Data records
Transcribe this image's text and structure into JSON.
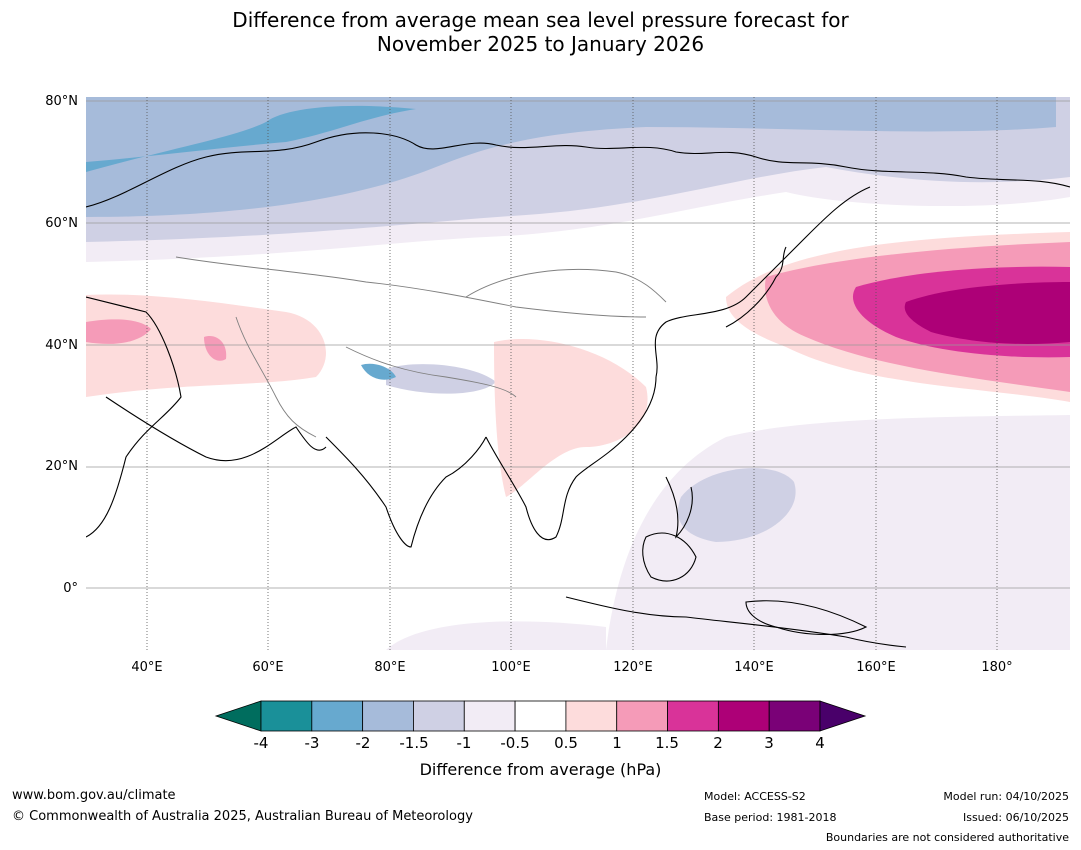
{
  "title": {
    "line1": "Difference from average mean sea level pressure forecast for",
    "line2": "November 2025 to January 2026"
  },
  "map": {
    "projection": "plate-carree",
    "lat_labels": [
      "80°N",
      "60°N",
      "40°N",
      "20°N",
      "0°"
    ],
    "lon_labels": [
      "40°E",
      "60°E",
      "80°E",
      "100°E",
      "120°E",
      "140°E",
      "160°E",
      "180°"
    ],
    "extent": {
      "lon_min": 30,
      "lon_max": 192,
      "lat_min": -10,
      "lat_max": 81
    }
  },
  "colorbar": {
    "ticks": [
      "-4",
      "-3",
      "-2",
      "-1.5",
      "-1",
      "-0.5",
      "0.5",
      "1",
      "1.5",
      "2",
      "3",
      "4"
    ],
    "label": "Difference from average (hPa)",
    "colors": {
      "below_min": "#006d5e",
      "bins": [
        "#1a9099",
        "#67a9cf",
        "#a6bbda",
        "#cfd0e4",
        "#f2ecf5",
        "#ffffff",
        "#fddcdc",
        "#f59bb8",
        "#d93399",
        "#ad0077",
        "#7a0177"
      ],
      "above_max": "#49006a"
    }
  },
  "footer": {
    "website": "www.bom.gov.au/climate",
    "copyright": "© Commonwealth of Australia 2025, Australian Bureau of Meteorology",
    "model": "Model: ACCESS-S2",
    "base_period": "Base period: 1981-2018",
    "model_run": "Model run: 04/10/2025",
    "issued": "Issued: 06/10/2025",
    "disclaimer": "Boundaries are not considered authoritative"
  }
}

__WHAT TO PRODUCE__: Write the records out again in full, exactly, and skip every picture.

__FINISHED ANSWER__:
Transcribe this image's text and structure into JSON.
{
  "title": {
    "line1": "Difference from average mean sea level pressure forecast for",
    "line2": "November 2025 to January 2026"
  },
  "map": {
    "projection": "plate-carree",
    "lat_labels": [
      "80°N",
      "60°N",
      "40°N",
      "20°N",
      "0°"
    ],
    "lon_labels": [
      "40°E",
      "60°E",
      "80°E",
      "100°E",
      "120°E",
      "140°E",
      "160°E",
      "180°"
    ],
    "extent": {
      "lon_min": 30,
      "lon_max": 192,
      "lat_min": -10,
      "lat_max": 81
    }
  },
  "colorbar": {
    "ticks": [
      "-4",
      "-3",
      "-2",
      "-1.5",
      "-1",
      "-0.5",
      "0.5",
      "1",
      "1.5",
      "2",
      "3",
      "4"
    ],
    "label": "Difference from average (hPa)",
    "colors": {
      "below_min": "#006d5e",
      "bins": [
        "#1a9099",
        "#67a9cf",
        "#a6bbda",
        "#cfd0e4",
        "#f2ecf5",
        "#ffffff",
        "#fddcdc",
        "#f59bb8",
        "#d93399",
        "#ad0077",
        "#7a0177"
      ],
      "above_max": "#49006a"
    }
  },
  "footer": {
    "website": "www.bom.gov.au/climate",
    "copyright": "© Commonwealth of Australia 2025, Australian Bureau of Meteorology",
    "model": "Model: ACCESS-S2",
    "base_period": "Base period: 1981-2018",
    "model_run": "Model run: 04/10/2025",
    "issued": "Issued: 06/10/2025",
    "disclaimer": "Boundaries are not considered authoritative"
  }
}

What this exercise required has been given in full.